Data listing:
☆ ☆ ☆ ☆ ☆ ☆ ☆
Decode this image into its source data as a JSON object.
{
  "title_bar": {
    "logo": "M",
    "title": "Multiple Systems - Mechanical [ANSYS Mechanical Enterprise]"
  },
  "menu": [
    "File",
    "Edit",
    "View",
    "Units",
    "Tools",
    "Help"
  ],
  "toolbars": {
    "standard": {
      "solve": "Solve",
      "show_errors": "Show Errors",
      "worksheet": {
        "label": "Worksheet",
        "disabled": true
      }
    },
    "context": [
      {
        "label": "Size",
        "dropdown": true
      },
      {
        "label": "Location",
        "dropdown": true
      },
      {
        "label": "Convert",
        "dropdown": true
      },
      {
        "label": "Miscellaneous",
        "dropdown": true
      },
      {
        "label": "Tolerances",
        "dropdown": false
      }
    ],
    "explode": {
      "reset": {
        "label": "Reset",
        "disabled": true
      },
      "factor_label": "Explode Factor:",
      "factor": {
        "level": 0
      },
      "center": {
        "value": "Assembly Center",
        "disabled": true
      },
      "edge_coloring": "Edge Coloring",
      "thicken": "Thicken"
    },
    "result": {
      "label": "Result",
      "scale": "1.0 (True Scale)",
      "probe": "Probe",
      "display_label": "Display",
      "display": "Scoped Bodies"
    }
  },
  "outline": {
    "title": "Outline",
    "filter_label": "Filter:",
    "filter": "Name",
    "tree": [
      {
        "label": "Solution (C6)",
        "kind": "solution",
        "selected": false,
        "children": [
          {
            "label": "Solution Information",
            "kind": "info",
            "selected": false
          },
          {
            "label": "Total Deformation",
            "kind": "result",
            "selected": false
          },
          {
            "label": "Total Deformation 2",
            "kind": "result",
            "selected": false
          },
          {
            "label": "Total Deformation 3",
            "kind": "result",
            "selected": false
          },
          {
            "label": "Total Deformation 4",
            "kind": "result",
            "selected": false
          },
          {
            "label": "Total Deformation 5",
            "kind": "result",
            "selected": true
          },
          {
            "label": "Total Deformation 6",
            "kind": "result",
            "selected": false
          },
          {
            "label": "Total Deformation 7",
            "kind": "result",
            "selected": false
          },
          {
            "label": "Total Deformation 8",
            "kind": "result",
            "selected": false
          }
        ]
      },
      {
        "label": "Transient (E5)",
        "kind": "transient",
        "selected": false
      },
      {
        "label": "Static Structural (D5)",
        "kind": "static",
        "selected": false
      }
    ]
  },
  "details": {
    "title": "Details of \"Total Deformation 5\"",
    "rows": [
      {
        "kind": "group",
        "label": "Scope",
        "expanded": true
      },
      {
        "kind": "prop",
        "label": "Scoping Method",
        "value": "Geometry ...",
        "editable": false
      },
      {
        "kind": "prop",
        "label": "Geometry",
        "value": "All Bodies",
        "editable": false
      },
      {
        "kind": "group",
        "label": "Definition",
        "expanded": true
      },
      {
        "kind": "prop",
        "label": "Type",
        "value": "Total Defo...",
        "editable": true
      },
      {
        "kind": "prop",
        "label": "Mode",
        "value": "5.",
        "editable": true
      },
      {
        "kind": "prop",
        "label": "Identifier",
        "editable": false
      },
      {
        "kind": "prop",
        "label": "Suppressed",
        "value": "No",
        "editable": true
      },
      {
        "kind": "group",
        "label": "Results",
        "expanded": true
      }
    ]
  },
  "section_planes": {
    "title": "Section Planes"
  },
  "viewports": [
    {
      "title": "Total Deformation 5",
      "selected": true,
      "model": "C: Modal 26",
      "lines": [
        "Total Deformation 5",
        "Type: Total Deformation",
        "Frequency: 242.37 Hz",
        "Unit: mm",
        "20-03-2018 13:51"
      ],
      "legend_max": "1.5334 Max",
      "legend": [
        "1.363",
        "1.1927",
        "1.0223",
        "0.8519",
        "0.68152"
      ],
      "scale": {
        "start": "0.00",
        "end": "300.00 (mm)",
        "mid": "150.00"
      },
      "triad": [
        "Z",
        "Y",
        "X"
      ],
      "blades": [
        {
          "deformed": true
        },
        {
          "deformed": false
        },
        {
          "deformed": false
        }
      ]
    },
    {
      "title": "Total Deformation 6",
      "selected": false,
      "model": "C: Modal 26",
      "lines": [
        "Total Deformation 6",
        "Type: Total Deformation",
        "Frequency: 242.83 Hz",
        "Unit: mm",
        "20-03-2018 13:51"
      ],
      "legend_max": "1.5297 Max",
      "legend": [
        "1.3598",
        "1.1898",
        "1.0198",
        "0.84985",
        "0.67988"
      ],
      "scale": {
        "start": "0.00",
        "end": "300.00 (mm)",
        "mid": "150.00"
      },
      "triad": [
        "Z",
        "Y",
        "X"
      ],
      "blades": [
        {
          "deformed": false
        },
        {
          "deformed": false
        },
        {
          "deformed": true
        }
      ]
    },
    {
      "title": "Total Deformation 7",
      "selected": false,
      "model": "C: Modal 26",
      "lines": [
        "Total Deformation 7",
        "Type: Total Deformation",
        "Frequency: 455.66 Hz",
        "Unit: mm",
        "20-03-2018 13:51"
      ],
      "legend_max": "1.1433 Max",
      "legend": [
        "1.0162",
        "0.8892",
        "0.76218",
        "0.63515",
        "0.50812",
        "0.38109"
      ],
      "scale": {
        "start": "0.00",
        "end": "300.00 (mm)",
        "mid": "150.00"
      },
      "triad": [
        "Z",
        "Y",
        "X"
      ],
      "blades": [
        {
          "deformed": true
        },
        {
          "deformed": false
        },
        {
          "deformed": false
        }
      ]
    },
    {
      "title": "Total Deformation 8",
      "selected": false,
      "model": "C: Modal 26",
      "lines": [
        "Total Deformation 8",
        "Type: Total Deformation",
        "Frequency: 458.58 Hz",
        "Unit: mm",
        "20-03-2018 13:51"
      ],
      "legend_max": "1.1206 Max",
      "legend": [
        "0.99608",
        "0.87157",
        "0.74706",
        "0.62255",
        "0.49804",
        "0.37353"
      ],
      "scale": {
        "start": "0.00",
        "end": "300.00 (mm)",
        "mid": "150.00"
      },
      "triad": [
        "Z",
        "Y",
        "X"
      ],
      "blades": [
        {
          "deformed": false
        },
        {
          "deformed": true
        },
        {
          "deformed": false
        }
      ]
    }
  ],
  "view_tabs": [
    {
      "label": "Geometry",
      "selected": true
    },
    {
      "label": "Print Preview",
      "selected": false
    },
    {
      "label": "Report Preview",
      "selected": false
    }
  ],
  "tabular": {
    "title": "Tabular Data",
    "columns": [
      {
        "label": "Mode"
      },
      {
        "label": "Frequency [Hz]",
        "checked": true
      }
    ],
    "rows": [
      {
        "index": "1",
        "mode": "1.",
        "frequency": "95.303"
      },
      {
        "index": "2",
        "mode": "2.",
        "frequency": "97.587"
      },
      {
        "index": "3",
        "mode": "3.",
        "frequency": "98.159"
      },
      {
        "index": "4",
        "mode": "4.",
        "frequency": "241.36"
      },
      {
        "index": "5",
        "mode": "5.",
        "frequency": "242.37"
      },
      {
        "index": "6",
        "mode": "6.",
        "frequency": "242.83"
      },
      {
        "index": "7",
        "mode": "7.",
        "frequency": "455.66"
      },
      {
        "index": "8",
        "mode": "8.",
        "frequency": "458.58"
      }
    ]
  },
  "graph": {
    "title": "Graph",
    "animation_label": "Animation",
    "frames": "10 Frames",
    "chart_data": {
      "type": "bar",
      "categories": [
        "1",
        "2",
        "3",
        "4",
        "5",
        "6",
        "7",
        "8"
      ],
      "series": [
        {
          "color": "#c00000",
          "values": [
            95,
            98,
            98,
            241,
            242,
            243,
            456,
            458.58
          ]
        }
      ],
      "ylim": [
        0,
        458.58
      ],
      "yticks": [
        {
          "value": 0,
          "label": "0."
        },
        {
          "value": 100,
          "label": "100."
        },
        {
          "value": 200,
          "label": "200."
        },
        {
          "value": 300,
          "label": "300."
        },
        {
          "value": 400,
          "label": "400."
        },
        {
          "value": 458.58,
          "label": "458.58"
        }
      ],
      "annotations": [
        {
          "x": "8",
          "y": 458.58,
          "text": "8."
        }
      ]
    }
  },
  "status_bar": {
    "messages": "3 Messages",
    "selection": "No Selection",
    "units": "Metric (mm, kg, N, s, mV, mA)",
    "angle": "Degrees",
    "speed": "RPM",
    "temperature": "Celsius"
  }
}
☆ ☆ ☆ ☆ ☆ ☆ ☆
The exercise
Write down only how many lines in the listing contain the word "index".

Response to the exercise
8